• WHAT IS EXPECTED
Search the data for the word "Kings" and copy every line where it occurs.

• INFORMATION SUPPLIED

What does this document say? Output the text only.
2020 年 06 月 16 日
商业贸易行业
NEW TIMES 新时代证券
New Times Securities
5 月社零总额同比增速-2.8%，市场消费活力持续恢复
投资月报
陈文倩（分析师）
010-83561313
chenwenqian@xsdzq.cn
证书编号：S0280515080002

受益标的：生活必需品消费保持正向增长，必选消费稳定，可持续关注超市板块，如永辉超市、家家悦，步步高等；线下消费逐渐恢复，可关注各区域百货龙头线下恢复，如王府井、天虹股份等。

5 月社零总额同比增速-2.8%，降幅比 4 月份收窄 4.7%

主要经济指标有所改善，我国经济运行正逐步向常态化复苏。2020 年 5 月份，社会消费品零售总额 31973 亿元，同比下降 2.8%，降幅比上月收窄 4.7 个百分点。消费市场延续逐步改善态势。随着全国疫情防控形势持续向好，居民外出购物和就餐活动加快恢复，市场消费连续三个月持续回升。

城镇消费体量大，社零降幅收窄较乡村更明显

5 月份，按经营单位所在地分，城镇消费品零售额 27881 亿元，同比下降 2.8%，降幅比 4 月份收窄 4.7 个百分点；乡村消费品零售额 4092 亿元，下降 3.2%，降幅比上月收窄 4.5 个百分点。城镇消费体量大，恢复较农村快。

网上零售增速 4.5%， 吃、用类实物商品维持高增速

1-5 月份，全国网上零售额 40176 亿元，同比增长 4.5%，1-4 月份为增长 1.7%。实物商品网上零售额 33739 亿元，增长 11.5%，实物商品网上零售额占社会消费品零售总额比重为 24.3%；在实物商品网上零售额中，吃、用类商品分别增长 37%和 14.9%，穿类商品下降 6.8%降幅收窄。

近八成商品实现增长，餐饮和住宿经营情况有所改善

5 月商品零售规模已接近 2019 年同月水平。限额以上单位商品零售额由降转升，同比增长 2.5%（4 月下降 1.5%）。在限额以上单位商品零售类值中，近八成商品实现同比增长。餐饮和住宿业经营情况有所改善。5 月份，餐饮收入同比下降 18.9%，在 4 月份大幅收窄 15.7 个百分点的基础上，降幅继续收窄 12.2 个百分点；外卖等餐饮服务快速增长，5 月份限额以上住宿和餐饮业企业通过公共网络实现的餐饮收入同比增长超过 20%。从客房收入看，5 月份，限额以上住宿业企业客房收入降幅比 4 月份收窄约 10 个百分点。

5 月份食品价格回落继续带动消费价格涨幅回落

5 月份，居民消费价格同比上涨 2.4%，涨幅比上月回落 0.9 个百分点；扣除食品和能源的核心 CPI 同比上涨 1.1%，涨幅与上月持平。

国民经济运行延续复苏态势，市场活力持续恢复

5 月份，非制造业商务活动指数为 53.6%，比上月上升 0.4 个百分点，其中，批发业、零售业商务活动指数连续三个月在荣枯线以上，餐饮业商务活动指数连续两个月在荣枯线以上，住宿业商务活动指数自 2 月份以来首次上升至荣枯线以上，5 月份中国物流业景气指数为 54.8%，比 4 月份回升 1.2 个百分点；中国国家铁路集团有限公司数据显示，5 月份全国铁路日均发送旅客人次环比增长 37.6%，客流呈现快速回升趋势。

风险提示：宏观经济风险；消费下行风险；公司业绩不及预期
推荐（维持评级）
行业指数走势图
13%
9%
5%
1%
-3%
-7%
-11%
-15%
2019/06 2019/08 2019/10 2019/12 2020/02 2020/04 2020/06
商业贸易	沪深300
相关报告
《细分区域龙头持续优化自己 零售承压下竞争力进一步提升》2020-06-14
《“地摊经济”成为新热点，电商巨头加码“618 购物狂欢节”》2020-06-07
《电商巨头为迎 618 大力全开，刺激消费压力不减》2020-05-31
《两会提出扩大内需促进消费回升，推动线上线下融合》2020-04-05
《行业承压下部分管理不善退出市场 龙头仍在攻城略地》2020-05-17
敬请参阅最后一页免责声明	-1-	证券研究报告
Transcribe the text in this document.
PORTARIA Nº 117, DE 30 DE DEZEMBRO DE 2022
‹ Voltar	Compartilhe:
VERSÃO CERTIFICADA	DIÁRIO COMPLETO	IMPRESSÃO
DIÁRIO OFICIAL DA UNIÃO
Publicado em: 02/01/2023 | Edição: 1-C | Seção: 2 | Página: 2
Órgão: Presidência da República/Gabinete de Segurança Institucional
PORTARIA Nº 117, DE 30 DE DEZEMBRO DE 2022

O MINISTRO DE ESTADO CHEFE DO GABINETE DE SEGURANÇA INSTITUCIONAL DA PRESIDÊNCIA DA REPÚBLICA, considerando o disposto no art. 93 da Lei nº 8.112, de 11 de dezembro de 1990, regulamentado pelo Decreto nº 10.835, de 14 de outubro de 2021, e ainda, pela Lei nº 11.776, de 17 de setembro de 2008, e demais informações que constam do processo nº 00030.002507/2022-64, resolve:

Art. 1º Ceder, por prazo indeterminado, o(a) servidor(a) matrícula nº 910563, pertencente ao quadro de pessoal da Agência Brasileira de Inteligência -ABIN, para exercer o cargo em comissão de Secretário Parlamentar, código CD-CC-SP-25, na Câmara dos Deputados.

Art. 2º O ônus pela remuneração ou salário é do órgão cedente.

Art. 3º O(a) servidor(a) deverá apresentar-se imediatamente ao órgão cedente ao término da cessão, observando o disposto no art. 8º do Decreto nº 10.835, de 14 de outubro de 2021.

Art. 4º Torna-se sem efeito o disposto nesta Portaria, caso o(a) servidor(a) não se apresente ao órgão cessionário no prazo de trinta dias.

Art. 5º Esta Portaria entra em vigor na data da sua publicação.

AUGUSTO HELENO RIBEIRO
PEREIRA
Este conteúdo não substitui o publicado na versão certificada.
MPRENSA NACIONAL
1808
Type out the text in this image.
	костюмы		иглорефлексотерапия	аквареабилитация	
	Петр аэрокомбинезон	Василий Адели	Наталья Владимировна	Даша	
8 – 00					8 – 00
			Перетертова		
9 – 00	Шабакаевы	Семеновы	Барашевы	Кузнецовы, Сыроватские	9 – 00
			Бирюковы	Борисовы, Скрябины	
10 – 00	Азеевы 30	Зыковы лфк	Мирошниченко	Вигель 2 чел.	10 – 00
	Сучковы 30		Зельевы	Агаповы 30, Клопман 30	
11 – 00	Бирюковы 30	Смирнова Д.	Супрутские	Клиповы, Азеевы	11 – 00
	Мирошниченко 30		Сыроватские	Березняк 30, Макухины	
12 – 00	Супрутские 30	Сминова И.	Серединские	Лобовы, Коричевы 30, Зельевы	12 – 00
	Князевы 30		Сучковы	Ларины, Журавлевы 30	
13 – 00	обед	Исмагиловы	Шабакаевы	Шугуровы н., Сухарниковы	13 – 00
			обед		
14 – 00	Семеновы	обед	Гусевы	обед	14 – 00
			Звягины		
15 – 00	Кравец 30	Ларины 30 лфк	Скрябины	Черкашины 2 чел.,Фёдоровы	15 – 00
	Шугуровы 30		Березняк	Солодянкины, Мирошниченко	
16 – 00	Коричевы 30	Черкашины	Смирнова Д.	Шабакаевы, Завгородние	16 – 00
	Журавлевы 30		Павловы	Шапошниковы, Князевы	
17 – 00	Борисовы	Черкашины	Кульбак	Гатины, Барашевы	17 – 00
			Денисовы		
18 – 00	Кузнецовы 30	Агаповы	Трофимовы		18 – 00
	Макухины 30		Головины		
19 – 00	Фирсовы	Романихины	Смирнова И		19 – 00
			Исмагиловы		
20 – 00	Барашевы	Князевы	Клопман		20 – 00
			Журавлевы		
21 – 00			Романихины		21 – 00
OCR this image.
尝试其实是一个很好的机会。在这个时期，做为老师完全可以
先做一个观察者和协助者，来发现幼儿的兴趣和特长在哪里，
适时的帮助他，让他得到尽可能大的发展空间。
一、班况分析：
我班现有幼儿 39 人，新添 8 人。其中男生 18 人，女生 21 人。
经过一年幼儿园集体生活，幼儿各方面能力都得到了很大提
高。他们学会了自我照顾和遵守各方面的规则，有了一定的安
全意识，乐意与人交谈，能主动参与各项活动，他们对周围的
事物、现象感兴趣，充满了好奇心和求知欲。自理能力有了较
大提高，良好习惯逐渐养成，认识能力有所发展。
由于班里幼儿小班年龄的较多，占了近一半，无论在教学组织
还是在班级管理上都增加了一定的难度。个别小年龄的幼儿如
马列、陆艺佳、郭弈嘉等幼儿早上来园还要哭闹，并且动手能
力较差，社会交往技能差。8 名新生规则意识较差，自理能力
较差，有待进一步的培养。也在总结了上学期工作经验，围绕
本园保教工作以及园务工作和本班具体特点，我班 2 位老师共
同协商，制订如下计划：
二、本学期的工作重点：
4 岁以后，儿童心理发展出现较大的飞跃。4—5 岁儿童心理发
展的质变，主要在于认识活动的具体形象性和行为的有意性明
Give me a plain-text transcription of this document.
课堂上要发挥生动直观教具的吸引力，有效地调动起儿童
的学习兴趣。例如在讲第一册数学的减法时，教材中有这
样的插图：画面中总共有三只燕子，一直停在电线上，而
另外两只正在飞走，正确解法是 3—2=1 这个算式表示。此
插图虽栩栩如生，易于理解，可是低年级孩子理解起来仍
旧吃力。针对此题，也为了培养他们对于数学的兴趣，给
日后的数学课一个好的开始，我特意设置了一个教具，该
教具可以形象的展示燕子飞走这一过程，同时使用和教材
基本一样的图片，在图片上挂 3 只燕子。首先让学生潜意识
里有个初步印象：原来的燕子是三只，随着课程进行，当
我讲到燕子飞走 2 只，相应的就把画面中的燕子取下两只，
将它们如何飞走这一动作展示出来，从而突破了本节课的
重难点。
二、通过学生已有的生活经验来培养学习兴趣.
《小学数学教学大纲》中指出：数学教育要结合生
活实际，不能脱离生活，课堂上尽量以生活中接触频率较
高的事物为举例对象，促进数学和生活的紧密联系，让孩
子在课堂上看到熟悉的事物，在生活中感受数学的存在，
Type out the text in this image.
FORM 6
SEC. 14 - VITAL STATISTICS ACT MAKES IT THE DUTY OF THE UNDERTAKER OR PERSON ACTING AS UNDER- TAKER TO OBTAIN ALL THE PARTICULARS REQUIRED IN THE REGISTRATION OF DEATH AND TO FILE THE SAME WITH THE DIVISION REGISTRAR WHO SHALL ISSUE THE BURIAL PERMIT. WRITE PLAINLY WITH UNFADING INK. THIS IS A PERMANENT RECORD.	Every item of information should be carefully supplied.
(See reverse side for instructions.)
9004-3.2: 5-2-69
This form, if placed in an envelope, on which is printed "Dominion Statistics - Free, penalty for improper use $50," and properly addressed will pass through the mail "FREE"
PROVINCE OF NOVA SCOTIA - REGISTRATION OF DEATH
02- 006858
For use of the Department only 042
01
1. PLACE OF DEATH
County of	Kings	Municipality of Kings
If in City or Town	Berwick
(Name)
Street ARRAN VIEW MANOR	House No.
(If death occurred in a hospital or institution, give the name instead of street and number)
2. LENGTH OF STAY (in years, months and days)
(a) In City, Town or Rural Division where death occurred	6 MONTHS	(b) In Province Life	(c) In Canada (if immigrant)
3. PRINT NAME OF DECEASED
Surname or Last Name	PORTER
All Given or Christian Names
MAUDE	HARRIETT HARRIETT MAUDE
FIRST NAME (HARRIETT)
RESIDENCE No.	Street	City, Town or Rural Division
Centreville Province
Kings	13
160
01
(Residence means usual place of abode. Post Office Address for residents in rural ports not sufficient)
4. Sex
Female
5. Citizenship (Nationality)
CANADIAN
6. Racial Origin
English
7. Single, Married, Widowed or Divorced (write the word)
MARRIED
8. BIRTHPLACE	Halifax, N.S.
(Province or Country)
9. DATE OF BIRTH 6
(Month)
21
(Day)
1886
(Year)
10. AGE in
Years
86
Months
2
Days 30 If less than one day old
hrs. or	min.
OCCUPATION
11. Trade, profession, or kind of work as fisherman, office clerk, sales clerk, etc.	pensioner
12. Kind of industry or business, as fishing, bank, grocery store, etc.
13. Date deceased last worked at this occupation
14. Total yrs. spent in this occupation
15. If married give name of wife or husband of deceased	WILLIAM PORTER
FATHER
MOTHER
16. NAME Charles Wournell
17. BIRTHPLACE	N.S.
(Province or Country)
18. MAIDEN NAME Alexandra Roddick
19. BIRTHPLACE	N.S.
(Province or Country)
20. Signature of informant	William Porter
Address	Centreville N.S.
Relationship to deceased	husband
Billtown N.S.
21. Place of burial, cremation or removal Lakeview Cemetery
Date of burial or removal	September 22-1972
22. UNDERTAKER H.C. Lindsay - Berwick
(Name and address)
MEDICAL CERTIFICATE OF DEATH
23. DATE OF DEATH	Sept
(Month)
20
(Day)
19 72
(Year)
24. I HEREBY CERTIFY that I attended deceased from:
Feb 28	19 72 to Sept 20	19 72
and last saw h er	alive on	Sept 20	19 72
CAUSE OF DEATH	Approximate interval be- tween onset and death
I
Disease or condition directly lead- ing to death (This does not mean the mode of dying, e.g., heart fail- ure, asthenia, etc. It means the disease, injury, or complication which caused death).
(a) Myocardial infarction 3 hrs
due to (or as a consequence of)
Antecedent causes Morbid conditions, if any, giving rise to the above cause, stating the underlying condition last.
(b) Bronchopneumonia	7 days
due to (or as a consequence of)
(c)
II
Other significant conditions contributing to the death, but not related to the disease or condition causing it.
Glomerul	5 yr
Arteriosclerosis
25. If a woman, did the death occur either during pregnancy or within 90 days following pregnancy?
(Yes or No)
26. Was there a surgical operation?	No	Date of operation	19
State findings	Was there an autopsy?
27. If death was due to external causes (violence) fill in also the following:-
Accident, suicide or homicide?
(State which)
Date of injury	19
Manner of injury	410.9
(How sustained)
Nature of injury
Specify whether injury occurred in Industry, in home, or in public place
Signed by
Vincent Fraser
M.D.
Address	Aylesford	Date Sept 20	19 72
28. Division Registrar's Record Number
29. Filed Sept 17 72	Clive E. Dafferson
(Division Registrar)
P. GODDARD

• WRITTEN REPLY
County of	Kings	Municipality of Kings
Kings	13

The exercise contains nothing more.